GOAL OF THE EXERCISE:
Copy the rows starting at the one containing "Bar bbox=[0, 131, 1274, 190]" and ending at the one containing "Text: $7,050: $7,050", replacing "Net cost" with "Final cost" and leaving everything else unchanged.
····················
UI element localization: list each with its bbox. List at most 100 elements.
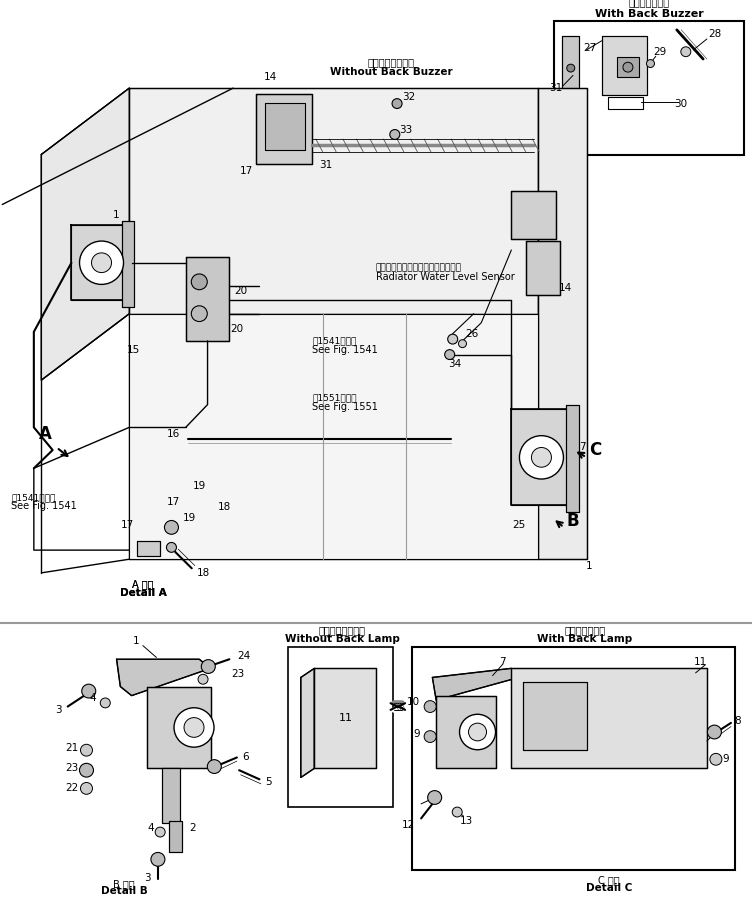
Circle shape [80, 241, 123, 284]
Circle shape [92, 253, 111, 272]
Polygon shape [608, 97, 643, 109]
Circle shape [155, 827, 165, 837]
Polygon shape [301, 668, 314, 777]
Text: 22: 22 [65, 784, 78, 794]
Text: 30: 30 [674, 100, 687, 110]
Circle shape [710, 753, 722, 765]
Text: C: C [590, 441, 602, 459]
Text: 1: 1 [586, 561, 592, 571]
Text: With Back Lamp: With Back Lamp [538, 634, 632, 644]
Circle shape [444, 350, 455, 359]
Text: 6: 6 [242, 751, 249, 761]
Text: See Fig. 1541: See Fig. 1541 [11, 501, 77, 511]
Text: 2: 2 [190, 822, 196, 833]
Text: A 詳細: A 詳細 [132, 579, 153, 589]
Text: See Fig. 1541: See Fig. 1541 [312, 345, 378, 355]
Text: 7: 7 [499, 657, 505, 667]
Text: 4: 4 [147, 822, 154, 833]
Text: 27: 27 [584, 43, 597, 54]
Circle shape [447, 334, 458, 344]
Text: B: B [567, 512, 579, 530]
Text: 31: 31 [319, 161, 332, 171]
Text: バックブザーなし: バックブザーなし [368, 57, 414, 67]
Circle shape [191, 274, 208, 290]
Bar [288, 647, 393, 807]
Text: 23: 23 [232, 669, 245, 678]
Polygon shape [526, 241, 560, 295]
Polygon shape [71, 225, 132, 300]
Polygon shape [122, 221, 134, 307]
Polygon shape [147, 687, 211, 768]
Circle shape [390, 129, 400, 139]
Text: バックランプなし: バックランプなし [319, 625, 365, 635]
Text: 20: 20 [230, 324, 244, 334]
Polygon shape [169, 821, 182, 852]
Text: 12: 12 [402, 820, 415, 830]
Text: 3: 3 [144, 872, 150, 882]
Circle shape [428, 791, 441, 804]
Circle shape [191, 306, 208, 321]
Circle shape [392, 99, 402, 109]
Text: 24: 24 [237, 651, 250, 661]
Polygon shape [129, 314, 538, 559]
Polygon shape [562, 36, 579, 100]
Bar [554, 21, 744, 155]
Circle shape [468, 723, 487, 741]
Text: 20: 20 [234, 286, 247, 296]
Text: 23: 23 [65, 763, 78, 773]
Polygon shape [511, 191, 556, 239]
Circle shape [151, 853, 165, 866]
Text: 33: 33 [399, 125, 413, 135]
Text: Without Back Lamp: Without Back Lamp [285, 634, 399, 644]
Text: ㅔ1551図参照: ㅔ1551図参照 [312, 394, 356, 402]
Text: 9: 9 [413, 729, 420, 738]
Polygon shape [566, 404, 579, 512]
Circle shape [424, 701, 436, 713]
Circle shape [567, 65, 575, 72]
Text: 28: 28 [708, 30, 721, 40]
Text: 15: 15 [127, 345, 141, 355]
Text: 25: 25 [512, 520, 526, 530]
Circle shape [174, 708, 214, 748]
Text: 21: 21 [65, 743, 78, 753]
Text: 14: 14 [264, 72, 277, 82]
Text: 4: 4 [89, 693, 96, 703]
Text: 18: 18 [197, 568, 211, 578]
Polygon shape [511, 668, 707, 768]
Polygon shape [117, 659, 211, 696]
Circle shape [80, 783, 92, 795]
Polygon shape [265, 102, 305, 150]
Circle shape [165, 521, 178, 534]
Text: 19: 19 [183, 513, 196, 523]
Text: バックブザー付: バックブザー付 [629, 0, 669, 7]
Text: 10: 10 [407, 697, 420, 707]
Bar [412, 647, 735, 870]
Polygon shape [617, 57, 639, 78]
Polygon shape [314, 668, 376, 768]
Polygon shape [162, 768, 180, 823]
Circle shape [520, 436, 563, 479]
Text: 31: 31 [549, 83, 562, 93]
Text: See Fig. 1551: See Fig. 1551 [312, 402, 378, 413]
Text: Radiator Water Level Sensor: Radiator Water Level Sensor [376, 272, 515, 282]
Text: 8: 8 [735, 716, 741, 726]
Circle shape [202, 660, 215, 674]
Text: Detail C: Detail C [586, 882, 632, 893]
Text: 9: 9 [723, 754, 729, 764]
Text: 14: 14 [559, 283, 572, 294]
Circle shape [80, 763, 93, 777]
Text: B 詳細: B 詳細 [114, 879, 135, 889]
Circle shape [198, 675, 208, 684]
Text: Detail A: Detail A [120, 588, 166, 598]
Text: A 詳細: A 詳細 [132, 579, 153, 589]
Circle shape [452, 807, 462, 817]
Polygon shape [129, 88, 538, 314]
Polygon shape [432, 668, 519, 701]
Text: Without Back Buzzer: Without Back Buzzer [329, 66, 453, 77]
Polygon shape [137, 541, 160, 557]
Polygon shape [602, 36, 647, 95]
Circle shape [184, 717, 204, 737]
Text: 7: 7 [580, 442, 586, 452]
Text: A: A [38, 425, 52, 443]
Polygon shape [511, 409, 572, 505]
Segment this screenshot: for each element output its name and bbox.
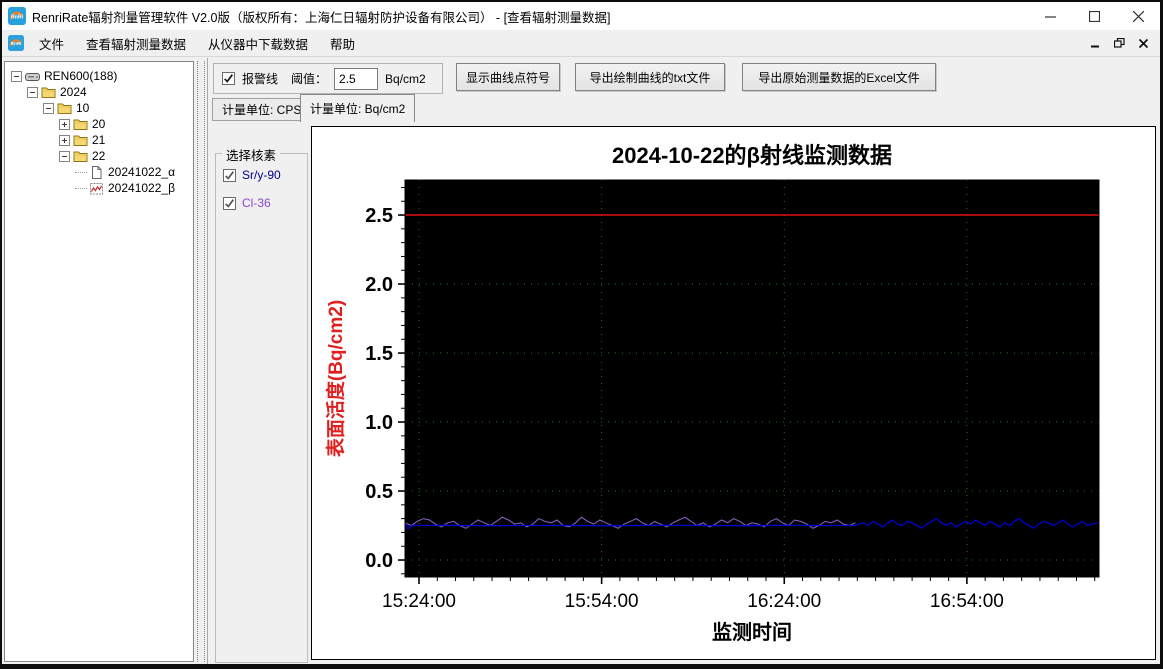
folder-icon — [73, 134, 88, 147]
menu-item-0[interactable]: 文件 — [39, 37, 65, 52]
collapse-minus-icon[interactable] — [43, 102, 54, 114]
maximize-button[interactable] — [1072, 2, 1116, 30]
nuclide-select-groupbox: 选择核素 Sr/y-90 Cl-36 — [215, 145, 308, 663]
show-curve-points-button[interactable]: 显示曲线点符号 — [456, 63, 560, 91]
folder-icon — [73, 150, 88, 163]
tree-item-22[interactable]: 22 — [5, 148, 193, 164]
tab-unit-bqcm2[interactable]: 计量单位: Bq/cm2 — [300, 94, 416, 122]
menu-item-2[interactable]: 从仪器中下载数据 — [208, 37, 309, 52]
tree-item-2024[interactable]: 2024 — [5, 84, 193, 100]
x-tick-label: 16:24:00 — [747, 591, 821, 612]
export-txt-button[interactable]: 导出绘制曲线的txt文件 — [575, 63, 725, 91]
tree-item-21[interactable]: 21 — [5, 132, 193, 148]
mdi-close-button[interactable] — [1139, 38, 1148, 48]
app-icon: RnRi — [8, 7, 26, 25]
tree-item-10[interactable]: 10 — [5, 100, 193, 116]
alarm-line-label: 报警线 — [242, 72, 279, 86]
tree-connector — [75, 187, 87, 189]
folder-icon — [57, 102, 72, 115]
close-button[interactable] — [1116, 2, 1160, 30]
tree-item-label: 20241022_α — [108, 165, 176, 179]
nuclide-row-cl-36: Cl-36 — [223, 196, 307, 210]
svg-text:RnRi: RnRi — [11, 41, 22, 46]
device-icon — [25, 70, 40, 83]
expand-plus-icon[interactable] — [59, 118, 70, 130]
document-icon — [89, 165, 104, 179]
expand-plus-icon[interactable] — [59, 134, 70, 146]
beta-monitoring-chart: 2024-10-22的β射线监测数据 0.0 0.5 1.0 1.5 2.0 2.5 15:2… — [311, 126, 1156, 660]
y-tick-label: 0.5 — [365, 481, 393, 503]
tree-item-label: 2024 — [60, 85, 87, 99]
nuclide-label: Cl-36 — [242, 196, 271, 210]
nuclide-checkbox[interactable] — [223, 168, 236, 182]
tree-item-label: 10 — [76, 101, 90, 115]
title-bar: RnRi RenriRate辐射剂量管理软件 V2.0版（版权所有：上海仁日辐射… — [2, 2, 1160, 30]
chart-title: 2024-10-22的β射线监测数据 — [612, 143, 892, 168]
nuclide-row-sr-y-90: Sr/y-90 — [223, 168, 307, 182]
svg-text:RnRi: RnRi — [11, 15, 24, 21]
tree-item-label: 21 — [92, 133, 106, 147]
x-tick-label: 16:54:00 — [930, 591, 1004, 612]
plot-border — [404, 179, 1100, 578]
tree-item-label: 20 — [92, 117, 106, 131]
y-axis-title: 表面活度(Bq/cm2) — [324, 300, 347, 457]
tree-item-20241022-[interactable]: 20241022_α — [5, 164, 193, 180]
nuclide-groupbox-title: 选择核素 — [222, 145, 281, 164]
device-data-tree: REN600(188) 2024 10 20 21 22 20241022_α 2024102… — [4, 61, 194, 662]
y-tick-label: 0.0 — [365, 550, 393, 572]
plot-area — [405, 180, 1099, 577]
tree-connector — [75, 171, 87, 173]
tree-item-20[interactable]: 20 — [5, 116, 193, 132]
tree-item-20241022-[interactable]: 20241022_β — [5, 180, 193, 196]
x-axis-title: 监测时间 — [712, 621, 792, 644]
nuclide-checkbox[interactable] — [223, 196, 236, 210]
y-tick-label: 2.0 — [365, 274, 393, 296]
menu-bar: RnRi 文件 查看辐射测量数据 从仪器中下载数据 帮助 — [2, 30, 1160, 57]
mdi-restore-button[interactable] — [1114, 38, 1125, 48]
collapse-minus-icon[interactable] — [11, 70, 22, 82]
y-tick-label: 1.0 — [365, 412, 393, 434]
mdi-minimize-button[interactable] — [1091, 39, 1100, 48]
measurement-view-panel: 报警线 阈值： Bq/cm2 显示曲线点符号 导出绘制曲线的txt文件 导出原始… — [207, 58, 1160, 664]
tree-item-label: REN600(188) — [44, 69, 118, 83]
tree-item-label: 20241022_β — [108, 181, 175, 195]
nuclide-label: Sr/y-90 — [242, 168, 281, 182]
tab-unit-cps[interactable]: 计量单位: CPS — [212, 98, 312, 121]
folder-icon — [73, 118, 88, 131]
minimize-button[interactable] — [1028, 2, 1072, 30]
menu-item-1[interactable]: 查看辐射测量数据 — [86, 37, 187, 52]
x-tick-label: 15:24:00 — [382, 591, 456, 612]
y-tick-label: 2.5 — [365, 205, 393, 227]
panel-splitter[interactable] — [197, 61, 205, 662]
main-content: REN600(188) 2024 10 20 21 22 20241022_α 2024102… — [2, 58, 1160, 664]
tree-item-ren600-188-[interactable]: REN600(188) — [5, 68, 193, 84]
y-tick-label: 1.5 — [365, 343, 393, 365]
alarm-line-checkbox[interactable] — [222, 72, 235, 85]
window-title: RenriRate辐射剂量管理软件 V2.0版（版权所有：上海仁日辐射防护设备有… — [32, 10, 611, 25]
x-tick-label: 15:54:00 — [565, 591, 639, 612]
threshold-unit-label: Bq/cm2 — [385, 71, 426, 86]
threshold-input[interactable] — [334, 67, 379, 90]
export-excel-button[interactable]: 导出原始测量数据的Excel文件 — [742, 63, 936, 91]
collapse-minus-icon[interactable] — [59, 150, 70, 162]
threshold-label: 阈值： — [291, 72, 328, 86]
chart-file-icon — [89, 182, 104, 195]
collapse-minus-icon[interactable] — [27, 86, 38, 98]
alarm-line-groupbox: 报警线 阈值： Bq/cm2 — [213, 63, 443, 94]
tree-item-label: 22 — [92, 149, 106, 163]
folder-icon — [41, 86, 56, 99]
mdi-child-icon: RnRi — [8, 35, 24, 51]
series-sr-y-90 — [404, 517, 1098, 531]
menu-item-3[interactable]: 帮助 — [330, 37, 356, 52]
series-cl-36 — [404, 516, 856, 529]
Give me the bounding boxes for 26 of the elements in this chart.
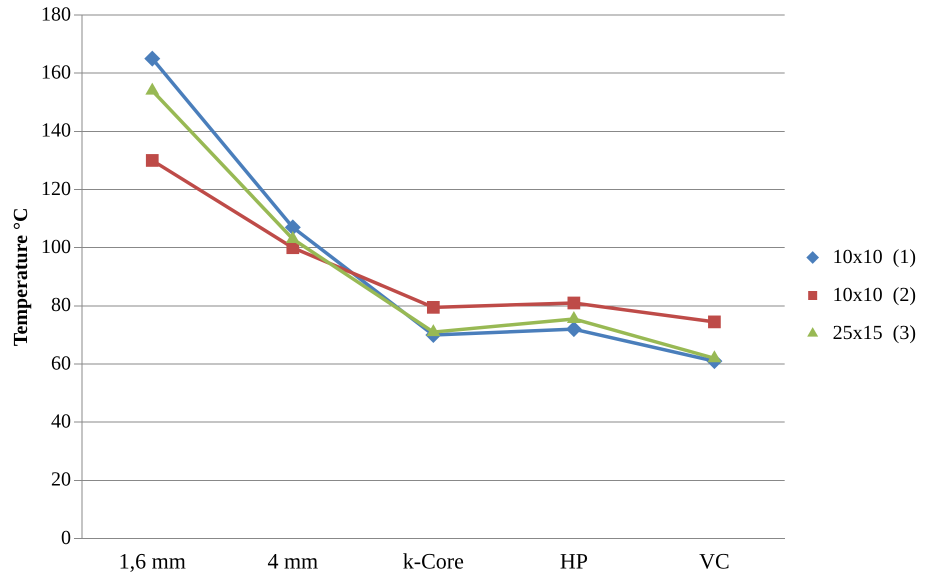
y-tick-label: 40	[51, 410, 71, 432]
y-tick-label: 20	[51, 468, 71, 491]
point	[426, 300, 440, 314]
point	[284, 219, 301, 236]
y-tick-label: 160	[41, 61, 71, 84]
y-tick-label: 0	[61, 526, 71, 549]
point	[566, 321, 582, 338]
point	[708, 316, 721, 328]
point	[568, 296, 580, 310]
y-tick-label: 180	[41, 3, 71, 26]
legend-label: 25x15 (3)	[832, 322, 916, 344]
legend-label: 10x10 (2)	[832, 284, 916, 306]
x-tick-label: HP	[560, 548, 588, 574]
y-tick-label: 80	[51, 294, 71, 316]
x-tick-label: 4 mm	[267, 548, 318, 574]
point	[144, 50, 160, 67]
y-axis-title: Temperature °C	[10, 208, 32, 346]
point	[146, 154, 159, 167]
x-tick-label: 1,6 mm	[118, 548, 186, 574]
y-tick-label: 100	[41, 236, 71, 258]
x-tick-label: VC	[699, 548, 730, 574]
y-tick-label: 60	[51, 352, 71, 374]
legend-label: 10x10 (1)	[832, 246, 916, 268]
y-tick-label: 140	[41, 120, 71, 142]
x-tick-label: k-Core	[402, 548, 464, 574]
y-tick-label: 120	[41, 178, 71, 200]
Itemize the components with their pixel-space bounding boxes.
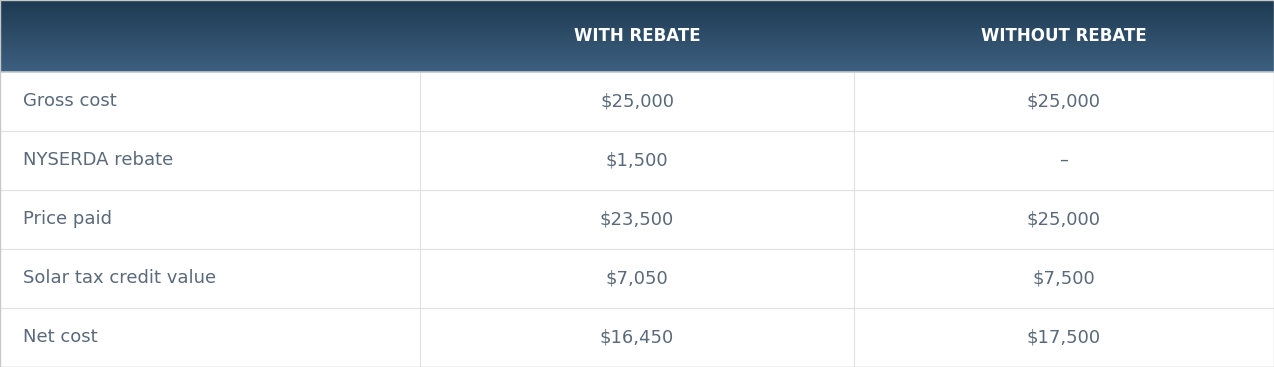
Bar bbox=[0, 131, 1274, 190]
Text: $1,500: $1,500 bbox=[605, 151, 669, 169]
Text: $7,500: $7,500 bbox=[1032, 269, 1096, 287]
Bar bbox=[0, 190, 1274, 249]
Text: Net cost: Net cost bbox=[23, 328, 98, 346]
Text: $7,050: $7,050 bbox=[605, 269, 669, 287]
Text: $25,000: $25,000 bbox=[1027, 210, 1101, 228]
Text: –: – bbox=[1059, 151, 1069, 169]
Text: $25,000: $25,000 bbox=[1027, 92, 1101, 110]
Bar bbox=[0, 72, 1274, 131]
Bar bbox=[0, 308, 1274, 367]
Text: Price paid: Price paid bbox=[23, 210, 112, 228]
Text: NYSERDA rebate: NYSERDA rebate bbox=[23, 151, 173, 169]
Text: Gross cost: Gross cost bbox=[23, 92, 117, 110]
Bar bbox=[0, 249, 1274, 308]
Text: $25,000: $25,000 bbox=[600, 92, 674, 110]
Text: $16,450: $16,450 bbox=[600, 328, 674, 346]
Text: Solar tax credit value: Solar tax credit value bbox=[23, 269, 217, 287]
Text: $23,500: $23,500 bbox=[600, 210, 674, 228]
Text: $17,500: $17,500 bbox=[1027, 328, 1101, 346]
Text: WITH REBATE: WITH REBATE bbox=[573, 27, 701, 45]
Text: WITHOUT REBATE: WITHOUT REBATE bbox=[981, 27, 1147, 45]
····················
EXERCISE RESPONSE:
Bar bbox=[0, 131, 1274, 190]
Text: $1,500: $1,500 bbox=[605, 151, 669, 169]
Text: $7,500: $7,500 bbox=[1032, 269, 1096, 287]
Bar bbox=[0, 190, 1274, 249]
Text: Final cost: Final cost bbox=[23, 328, 98, 346]
Text: $7,050: $7,050 bbox=[605, 269, 669, 287]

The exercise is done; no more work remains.